(Records from a data collection)
######

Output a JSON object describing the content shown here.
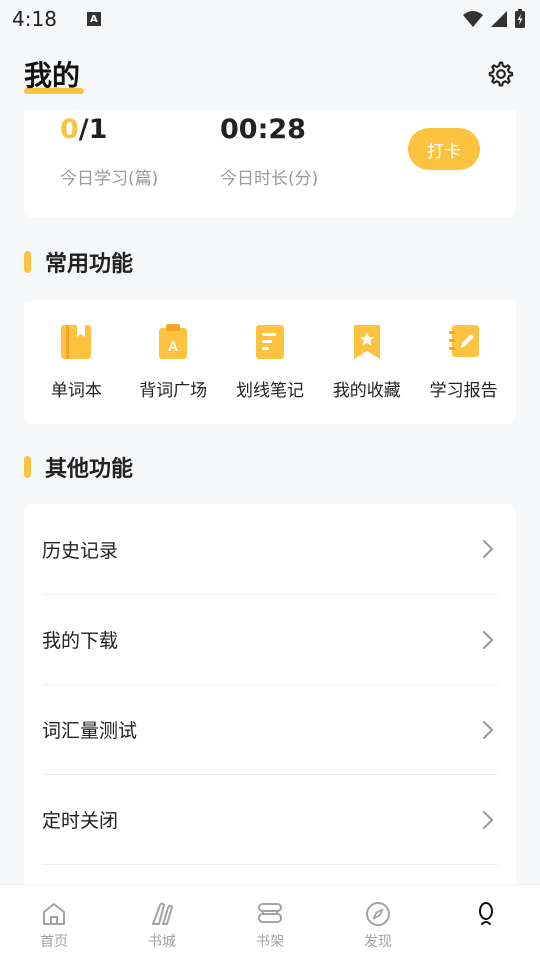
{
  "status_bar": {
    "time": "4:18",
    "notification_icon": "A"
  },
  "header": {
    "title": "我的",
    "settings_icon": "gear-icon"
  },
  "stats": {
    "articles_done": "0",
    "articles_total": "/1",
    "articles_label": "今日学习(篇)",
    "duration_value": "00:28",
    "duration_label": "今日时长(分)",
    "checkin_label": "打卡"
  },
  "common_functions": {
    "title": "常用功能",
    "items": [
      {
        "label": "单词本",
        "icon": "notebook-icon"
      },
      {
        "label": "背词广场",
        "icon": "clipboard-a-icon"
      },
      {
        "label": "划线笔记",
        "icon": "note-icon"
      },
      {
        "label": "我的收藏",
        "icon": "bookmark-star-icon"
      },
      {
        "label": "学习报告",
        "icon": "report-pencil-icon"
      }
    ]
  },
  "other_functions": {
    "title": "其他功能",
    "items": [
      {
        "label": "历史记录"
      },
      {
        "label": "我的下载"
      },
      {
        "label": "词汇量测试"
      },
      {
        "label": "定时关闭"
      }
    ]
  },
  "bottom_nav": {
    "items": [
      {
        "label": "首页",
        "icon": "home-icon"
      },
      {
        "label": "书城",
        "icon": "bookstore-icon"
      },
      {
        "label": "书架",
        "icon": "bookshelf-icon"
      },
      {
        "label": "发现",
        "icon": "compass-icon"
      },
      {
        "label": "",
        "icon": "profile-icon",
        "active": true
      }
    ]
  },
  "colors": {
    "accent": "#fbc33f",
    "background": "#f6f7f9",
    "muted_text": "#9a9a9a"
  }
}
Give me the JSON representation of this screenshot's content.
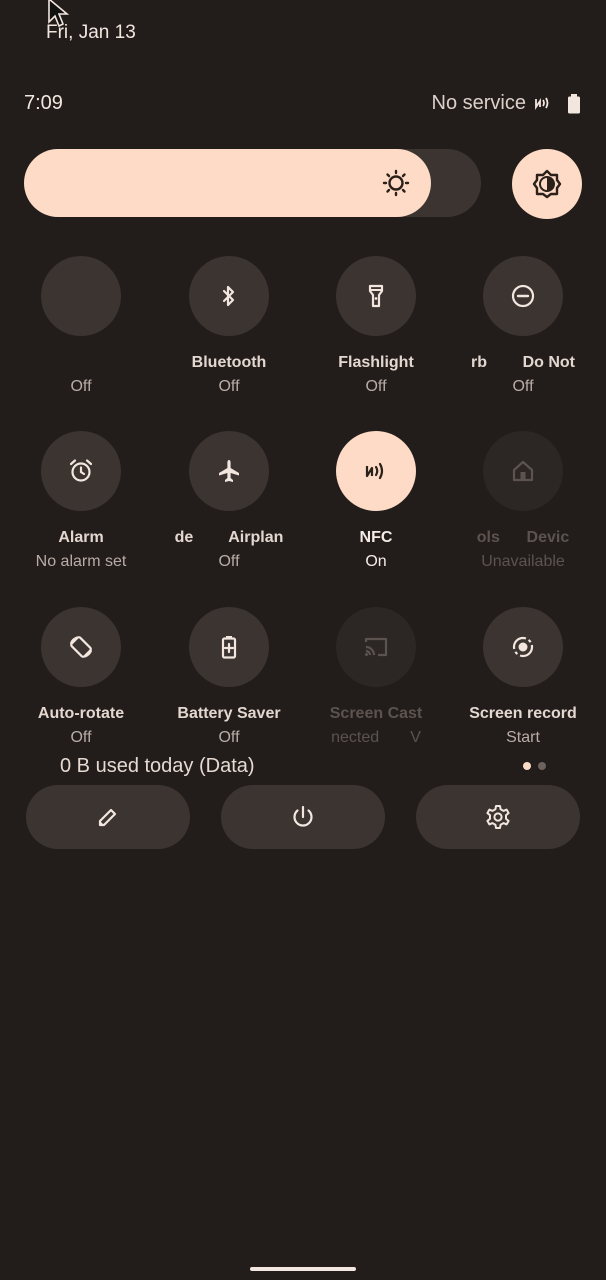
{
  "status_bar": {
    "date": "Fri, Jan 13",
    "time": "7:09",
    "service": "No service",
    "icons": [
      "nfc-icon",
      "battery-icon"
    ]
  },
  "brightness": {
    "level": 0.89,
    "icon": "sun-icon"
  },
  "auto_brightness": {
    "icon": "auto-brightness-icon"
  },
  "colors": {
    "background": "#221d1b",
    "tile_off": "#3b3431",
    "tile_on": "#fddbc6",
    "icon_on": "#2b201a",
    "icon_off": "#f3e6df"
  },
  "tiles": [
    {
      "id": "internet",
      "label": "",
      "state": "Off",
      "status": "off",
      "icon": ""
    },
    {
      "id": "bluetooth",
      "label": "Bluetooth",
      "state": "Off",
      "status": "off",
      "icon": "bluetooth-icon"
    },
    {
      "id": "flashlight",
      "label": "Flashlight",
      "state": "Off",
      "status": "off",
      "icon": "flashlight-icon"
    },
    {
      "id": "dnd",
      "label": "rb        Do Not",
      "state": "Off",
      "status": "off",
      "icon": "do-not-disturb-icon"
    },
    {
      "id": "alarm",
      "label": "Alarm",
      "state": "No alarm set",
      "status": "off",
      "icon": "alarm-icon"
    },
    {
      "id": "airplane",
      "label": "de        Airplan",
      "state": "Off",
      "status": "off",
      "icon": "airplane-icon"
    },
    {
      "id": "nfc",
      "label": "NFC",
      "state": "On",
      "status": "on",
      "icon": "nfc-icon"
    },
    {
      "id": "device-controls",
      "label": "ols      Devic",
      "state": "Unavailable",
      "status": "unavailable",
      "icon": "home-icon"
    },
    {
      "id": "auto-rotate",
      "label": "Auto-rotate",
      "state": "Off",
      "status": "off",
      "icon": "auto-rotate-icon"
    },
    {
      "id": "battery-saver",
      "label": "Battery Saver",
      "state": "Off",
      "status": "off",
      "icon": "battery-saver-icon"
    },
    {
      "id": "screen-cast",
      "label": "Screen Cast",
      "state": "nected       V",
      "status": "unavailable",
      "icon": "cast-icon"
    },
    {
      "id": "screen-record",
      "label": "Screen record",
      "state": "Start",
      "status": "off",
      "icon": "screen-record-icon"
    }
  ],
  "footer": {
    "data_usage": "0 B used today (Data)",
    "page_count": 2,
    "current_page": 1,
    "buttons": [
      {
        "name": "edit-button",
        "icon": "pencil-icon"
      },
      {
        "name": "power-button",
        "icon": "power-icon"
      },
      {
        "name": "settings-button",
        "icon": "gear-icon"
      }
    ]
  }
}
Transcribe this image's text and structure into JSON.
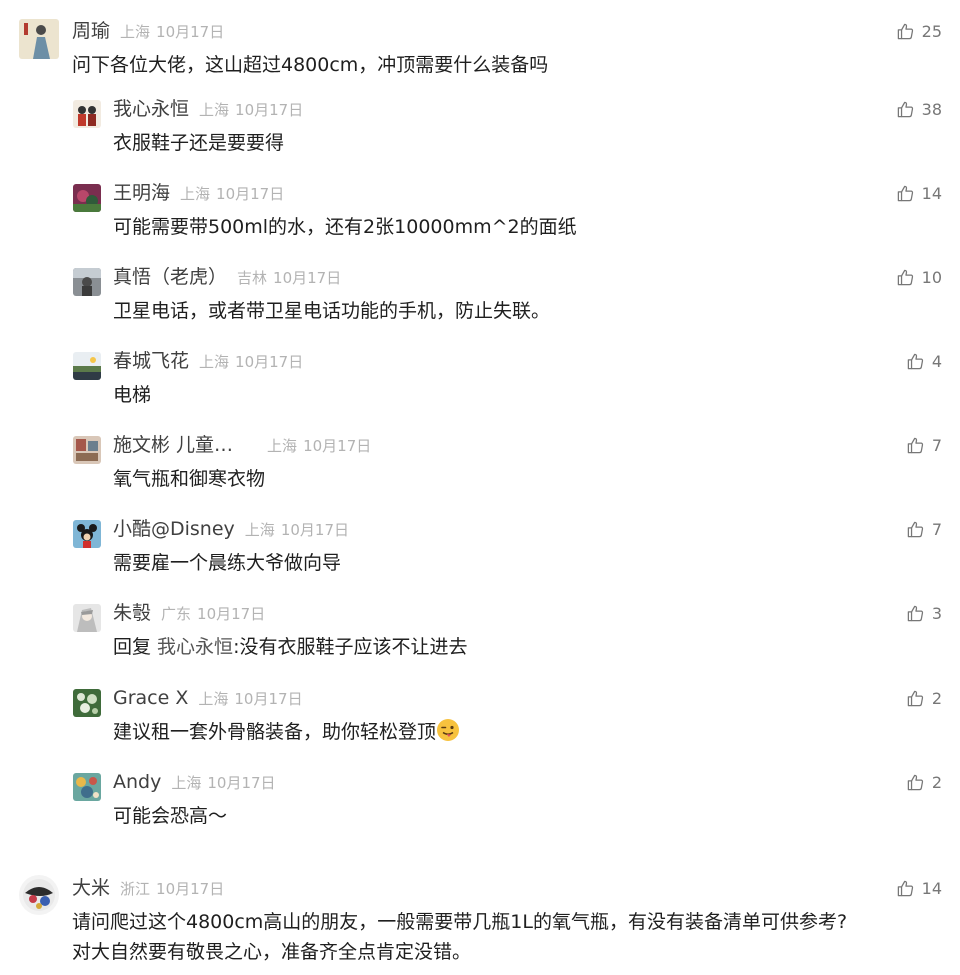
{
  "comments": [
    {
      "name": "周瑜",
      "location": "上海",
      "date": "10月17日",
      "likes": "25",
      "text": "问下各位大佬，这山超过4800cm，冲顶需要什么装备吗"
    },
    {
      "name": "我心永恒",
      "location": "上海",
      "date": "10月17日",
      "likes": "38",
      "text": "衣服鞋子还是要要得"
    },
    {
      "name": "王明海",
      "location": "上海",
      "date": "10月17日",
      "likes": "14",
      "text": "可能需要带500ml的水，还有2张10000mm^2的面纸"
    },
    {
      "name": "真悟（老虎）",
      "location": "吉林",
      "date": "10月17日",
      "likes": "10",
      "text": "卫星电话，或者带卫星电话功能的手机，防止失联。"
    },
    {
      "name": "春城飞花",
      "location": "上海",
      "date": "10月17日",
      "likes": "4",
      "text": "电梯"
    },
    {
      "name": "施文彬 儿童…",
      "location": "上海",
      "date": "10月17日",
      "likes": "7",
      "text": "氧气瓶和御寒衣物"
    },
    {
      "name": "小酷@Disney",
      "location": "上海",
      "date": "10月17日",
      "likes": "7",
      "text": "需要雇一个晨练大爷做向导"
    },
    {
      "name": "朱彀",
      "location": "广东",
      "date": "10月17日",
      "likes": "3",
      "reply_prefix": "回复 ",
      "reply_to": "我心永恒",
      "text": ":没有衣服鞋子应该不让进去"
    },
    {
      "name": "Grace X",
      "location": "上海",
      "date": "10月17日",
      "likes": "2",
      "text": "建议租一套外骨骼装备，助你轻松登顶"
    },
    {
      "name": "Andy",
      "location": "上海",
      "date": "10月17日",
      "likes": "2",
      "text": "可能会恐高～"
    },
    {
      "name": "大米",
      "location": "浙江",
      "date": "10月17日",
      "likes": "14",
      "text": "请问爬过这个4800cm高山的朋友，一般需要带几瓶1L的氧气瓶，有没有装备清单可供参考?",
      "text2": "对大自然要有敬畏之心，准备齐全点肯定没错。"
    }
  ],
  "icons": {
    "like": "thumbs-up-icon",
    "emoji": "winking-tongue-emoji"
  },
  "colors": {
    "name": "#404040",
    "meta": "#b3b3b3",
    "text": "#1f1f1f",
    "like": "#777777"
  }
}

######

**The task**:
Identify the lines above that contain the word "rotate", then copy them.

**Solution to this task**:
      "id": "auto-rotate",
      "label": "Auto-rotate",
      "icon": "auto-rotate-icon"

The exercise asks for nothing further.